> _The tasks_:
**A.** Retype the passage of the sd.cpp install notes that starts at "Keeping them identical" and ends at "runtime (Vulkan loader)".
**B.** List every file name that appears in the sd.cpp install notes.

The URL is pinned to the same `master-N-<sha>` build the worker
auto-provisions - the `DEFAULT_RELEASE_TAG` const in
[`src/engine/sd_provision.rs`](../../src/engine/sd_provision.rs)
(`master-669-2d40a8b`) and the `sdcpp-prebuilt.yml` workflow default.
Keeping them identical means a manual install and the auto-provisioned
binary share one known-good sd.cpp commit, so there's no flag drift
between them.  When you bump `DEFAULT_RELEASE_TAG`, update this URL in
the same change.  The latest-release URL is fine for a one-off first
install.

## GPU runtime (Vulkan loader)

The Vulkan builds need the Vulkan **loader** present: `libvulkan.so.1`
(Linux) or `vulkan-1.dll` (Windows).  We can't auto-provision it — it
ships with the GPU driver (Windows) or a system package + driver
(Linux).  The engine preflights it and, when missing, fails the job
with the remedy: on Debian/Ubuntu `sudo apt install libvulkan1
mesa-vulkan-drivers` (plus the NVIDIA/AMD vendor driver), then verify
with `vulkaninfo --summary`.  macOS uses Metal — no Vulkan loader
needed.

> _Data listing_:
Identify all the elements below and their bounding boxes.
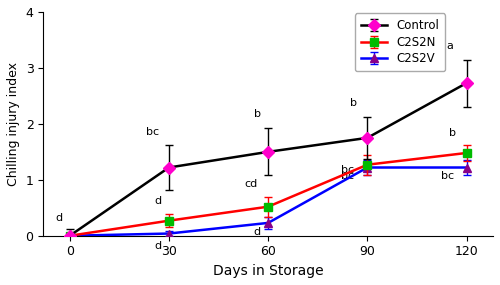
Text: b: b [254,109,260,119]
Text: bc: bc [342,170,354,180]
Text: d: d [154,196,162,206]
Text: bc: bc [342,166,354,176]
Text: d: d [254,227,260,237]
Text: b: b [350,98,357,108]
Text: b: b [449,128,456,138]
Text: a: a [446,41,454,51]
X-axis label: Days in Storage: Days in Storage [213,264,324,278]
Legend: Control, C2S2N, C2S2V: Control, C2S2N, C2S2V [355,13,445,71]
Text: bc: bc [146,127,159,137]
Y-axis label: Chilling injury index: Chilling injury index [7,62,20,186]
Text: d: d [154,241,162,251]
Text: d: d [56,213,62,223]
Text: cd: cd [245,179,258,189]
Text: bc: bc [440,170,454,180]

> _Solved tasks_:
**A.**
Keeping them identical means a manual install and the auto-provisioned
binary share one known-good sd.cpp commit, so there's no flag drift
between them.  When you bump `DEFAULT_RELEASE_TAG`, update this URL in
the same change.  The latest-release URL is fine for a one-off first
install.

## GPU runtime (Vulkan loader)

**B.**
- src/engine/sd_provision.rs
- sdcpp-prebuilt.yml
- libvulkan.so.1
- vulkan-1.dll